TASK PROMPT: All the data below goes into the copy word for word, but the pictures don't.

GIVEN RECORDS:
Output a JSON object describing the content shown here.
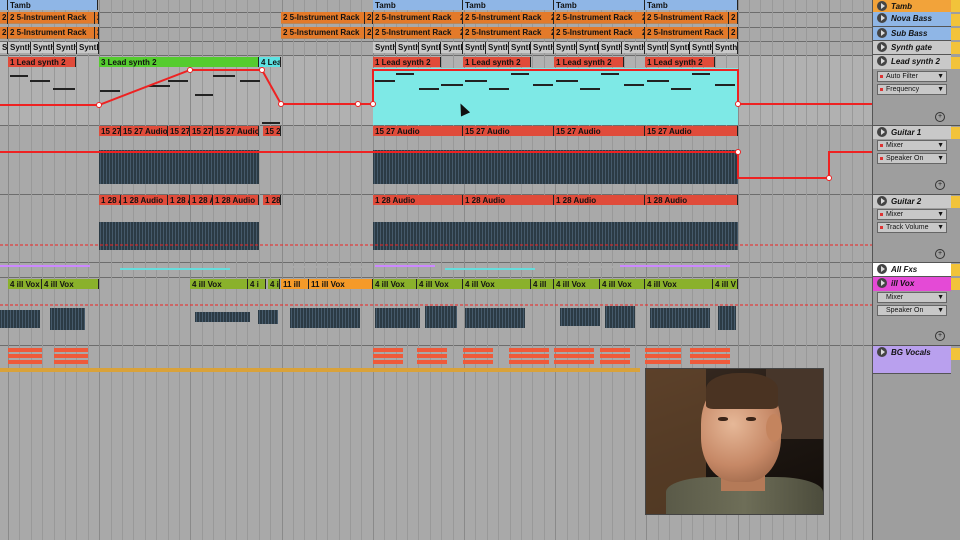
{
  "arrangement": {
    "top_clips": [
      {
        "label": "Tamb",
        "color": "blue"
      },
      {
        "label": "2 5-Instrument Rack",
        "color": "orange"
      },
      {
        "label": "Synth",
        "color": "grey"
      }
    ],
    "clip_labels": {
      "tamb": "Tamb",
      "rack_short": "2",
      "rack": "2 5-Instrument Rack",
      "synth": "Synth",
      "synth_short": "Synth",
      "lead1": "1 Lead synth 2",
      "lead3": "3 Lead synth 2",
      "lead4": "4 Lea",
      "g1_audio": "15 27 Audio",
      "g1_short": "15 2",
      "g2_audio": "1 28 Audio",
      "g2_a": "1 28 A",
      "g2_short": "1 28",
      "vox": "4 ill Vox",
      "vox_short": "4 i",
      "vox_ill": "4 ill",
      "vox_illv": "4 ill V",
      "vox11": "11 ill",
      "vox11b": "11 ill Vox"
    }
  },
  "tracks": [
    {
      "name": "Tamb",
      "color": "#f2a33a"
    },
    {
      "name": "Nova Bass",
      "color": "#8fb6e6"
    },
    {
      "name": "Sub Bass",
      "color": "#8fb6e6"
    },
    {
      "name": "Synth gate",
      "color": "#c9c9c9"
    },
    {
      "name": "Lead synth 2",
      "color": "#c9c9c9",
      "controls": [
        "Auto Filter",
        "Frequency"
      ]
    },
    {
      "name": "Guitar 1",
      "color": "#c9c9c9",
      "controls": [
        "Mixer",
        "Speaker On"
      ]
    },
    {
      "name": "Guitar 2",
      "color": "#c9c9c9",
      "controls": [
        "Mixer",
        "Track Volume"
      ]
    },
    {
      "name": "All Fxs",
      "color": "#ffffff"
    },
    {
      "name": "ill Vox",
      "color": "#e44ad6",
      "controls": [
        "Mixer",
        "Speaker On"
      ]
    },
    {
      "name": "BG Vocals",
      "color": "#b9a0ee"
    }
  ],
  "icons": {
    "play": "track-activator-icon",
    "add": "add-automation-icon",
    "dropdown": "chevron-down-icon"
  }
}
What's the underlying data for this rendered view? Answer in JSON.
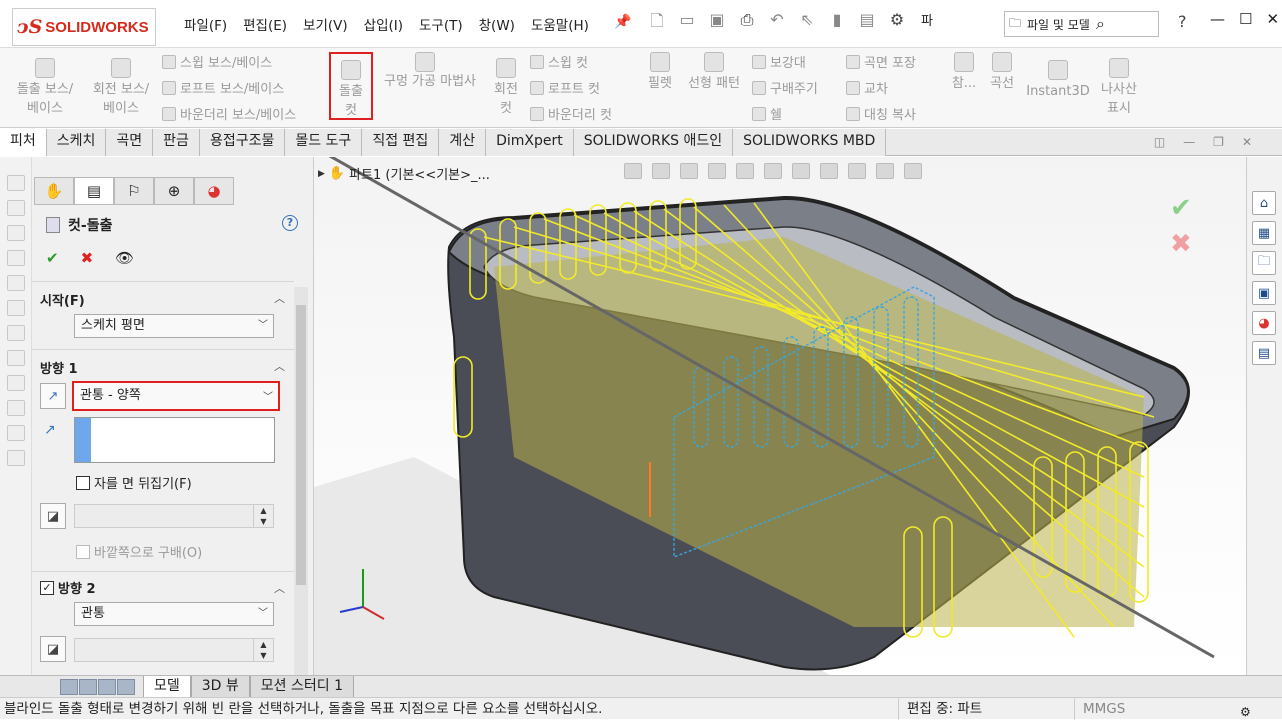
{
  "app": {
    "logo_mark": "ↄS",
    "logo_text": "SOLIDWORKS"
  },
  "menu": [
    "파일(F)",
    "편집(E)",
    "보기(V)",
    "삽입(I)",
    "도구(T)",
    "창(W)",
    "도움말(H)"
  ],
  "quickbar": {
    "label_trunc": "파",
    "search_placeholder": "파일 및 모델",
    "help": "?"
  },
  "ribbon": {
    "extrude_boss": "돌출 보스/\n베이스",
    "revolve_boss": "회전 보스/\n베이스",
    "sweep_boss": "스윕 보스/베이스",
    "loft_boss": "로프트 보스/베이스",
    "boundary_boss": "바운더리 보스/베이스",
    "extrude_cut": "돌출\n컷",
    "hole_wizard": "구멍 가공 마법사",
    "revolve_cut": "회전\n컷",
    "sweep_cut": "스윕 컷",
    "loft_cut": "로프트 컷",
    "boundary_cut": "바운더리 컷",
    "fillet": "필렛",
    "linear_pattern": "선형 패턴",
    "rib": "보강대",
    "draft": "구배주기",
    "shell": "쉘",
    "wrap": "곡면 포장",
    "intersect": "교차",
    "mirror": "대칭 복사",
    "ref": "참...",
    "curves": "곡선",
    "instant3d": "Instant3D",
    "helix": "나사산\n표시"
  },
  "command_tabs": [
    "피처",
    "스케치",
    "곡면",
    "판금",
    "용접구조물",
    "몰드 도구",
    "직접 편집",
    "계산",
    "DimXpert",
    "SOLIDWORKS 애드인",
    "SOLIDWORKS MBD"
  ],
  "property_manager": {
    "title": "컷-돌출",
    "help": "?",
    "from": {
      "header": "시작(F)",
      "value": "스케치 평면"
    },
    "direction1": {
      "header": "방향 1",
      "end_condition": "관통 - 양쪽",
      "flip_side": "자를 면 뒤집기(F)",
      "draft_outward": "바깥쪽으로 구배(O)"
    },
    "direction2": {
      "header": "방향 2",
      "checked": true,
      "end_condition": "관통"
    }
  },
  "viewport": {
    "tree_label": "파트1  (기본<<기본>_..."
  },
  "bottom_tabs": [
    "모델",
    "3D 뷰",
    "모션 스터디 1"
  ],
  "status": {
    "message": "블라인드 돌출 형태로 변경하기 위해 빈 란을 선택하거나, 돌출을 목표 지점으로 다른 요소를 선택하십시오.",
    "edit_mode": "편집 중: 파트",
    "units": "MMGS"
  }
}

EXERCISE RESULT:
Output a JSON object describing the content shown here.
{
  "arrangement": {
    "top_clips": [
      {
        "label": "Tamb",
        "color": "blue"
      },
      {
        "label": "2 5-Instrument Rack",
        "color": "orange"
      },
      {
        "label": "Synth",
        "color": "grey"
      }
    ],
    "clip_labels": {
      "tamb": "Tamb",
      "rack_short": "2",
      "rack": "2 5-Instrument Rack",
      "synth": "Synth",
      "synth_short": "Synth",
      "lead1": "1 Lead synth 2",
      "lead3": "3 Lead synth 2",
      "lead4": "4 Lea",
      "g1_audio": "15 27 Audio",
      "g1_short": "15 2",
      "g2_audio": "1 28 Audio",
      "g2_a": "1 28 A",
      "g2_short": "1 28",
      "vox": "4 ill Vox",
      "vox_short": "4 i",
      "vox_ill": "4 ill",
      "vox_illv": "4 ill V",
      "vox11": "11 ill",
      "vox11b": "11 ill Vox"
    }
  },
  "tracks": [
    {
      "name": "Tamb",
      "color": "#f2a33a"
    },
    {
      "name": "Nova Bass",
      "color": "#8fb6e6"
    },
    {
      "name": "Sub Bass",
      "color": "#8fb6e6"
    },
    {
      "name": "Synth gate",
      "color": "#c9c9c9"
    },
    {
      "name": "Lead synth 2",
      "color": "#c9c9c9",
      "controls": [
        "Auto Filter",
        "Frequency"
      ]
    },
    {
      "name": "Guitar 1",
      "color": "#c9c9c9",
      "controls": [
        "Mixer",
        "Speaker On"
      ]
    },
    {
      "name": "Guitar 2",
      "color": "#c9c9c9",
      "controls": [
        "Mixer",
        "Track Volume"
      ]
    },
    {
      "name": "All Fxs",
      "color": "#ffffff"
    },
    {
      "name": "ill Vox",
      "color": "#e44ad6",
      "controls": [
        "Mixer",
        "Speaker On"
      ]
    },
    {
      "name": "BG Vocals",
      "color": "#b9a0ee"
    }
  ],
  "icons": {
    "play": "track-activator-icon",
    "add": "add-automation-icon",
    "dropdown": "chevron-down-icon"
  }
}
What's the underlying data for this rendered view? Answer in JSON.
{
  "app": {
    "logo_mark": "ↄS",
    "logo_text": "SOLIDWORKS"
  },
  "menu": [
    "파일(F)",
    "편집(E)",
    "보기(V)",
    "삽입(I)",
    "도구(T)",
    "창(W)",
    "도움말(H)"
  ],
  "quickbar": {
    "label_trunc": "파",
    "search_placeholder": "파일 및 모델",
    "help": "?"
  },
  "ribbon": {
    "extrude_boss": "돌출 보스/\n베이스",
    "revolve_boss": "회전 보스/\n베이스",
    "sweep_boss": "스윕 보스/베이스",
    "loft_boss": "로프트 보스/베이스",
    "boundary_boss": "바운더리 보스/베이스",
    "extrude_cut": "돌출\n컷",
    "hole_wizard": "구멍 가공 마법사",
    "revolve_cut": "회전\n컷",
    "sweep_cut": "스윕 컷",
    "loft_cut": "로프트 컷",
    "boundary_cut": "바운더리 컷",
    "fillet": "필렛",
    "linear_pattern": "선형 패턴",
    "rib": "보강대",
    "draft": "구배주기",
    "shell": "쉘",
    "wrap": "곡면 포장",
    "intersect": "교차",
    "mirror": "대칭 복사",
    "ref": "참...",
    "curves": "곡선",
    "instant3d": "Instant3D",
    "helix": "나사산\n표시"
  },
  "command_tabs": [
    "피처",
    "스케치",
    "곡면",
    "판금",
    "용접구조물",
    "몰드 도구",
    "직접 편집",
    "계산",
    "DimXpert",
    "SOLIDWORKS 애드인",
    "SOLIDWORKS MBD"
  ],
  "property_manager": {
    "title": "컷-돌출",
    "help": "?",
    "from": {
      "header": "시작(F)",
      "value": "스케치 평면"
    },
    "direction1": {
      "header": "방향 1",
      "end_condition": "관통 - 양쪽",
      "flip_side": "자를 면 뒤집기(F)",
      "draft_outward": "바깥쪽으로 구배(O)"
    },
    "direction2": {
      "header": "방향 2",
      "checked": true,
      "end_condition": "관통"
    }
  },
  "viewport": {
    "tree_label": "파트1  (기본<<기본>_..."
  },
  "bottom_tabs": [
    "모델",
    "3D 뷰",
    "모션 스터디 1"
  ],
  "status": {
    "message": "블라인드 돌출 형태로 변경하기 위해 빈 란을 선택하거나, 돌출을 목표 지점으로 다른 요소를 선택하십시오.",
    "edit_mode": "편집 중: 파트",
    "units": "MMGS"
  }
}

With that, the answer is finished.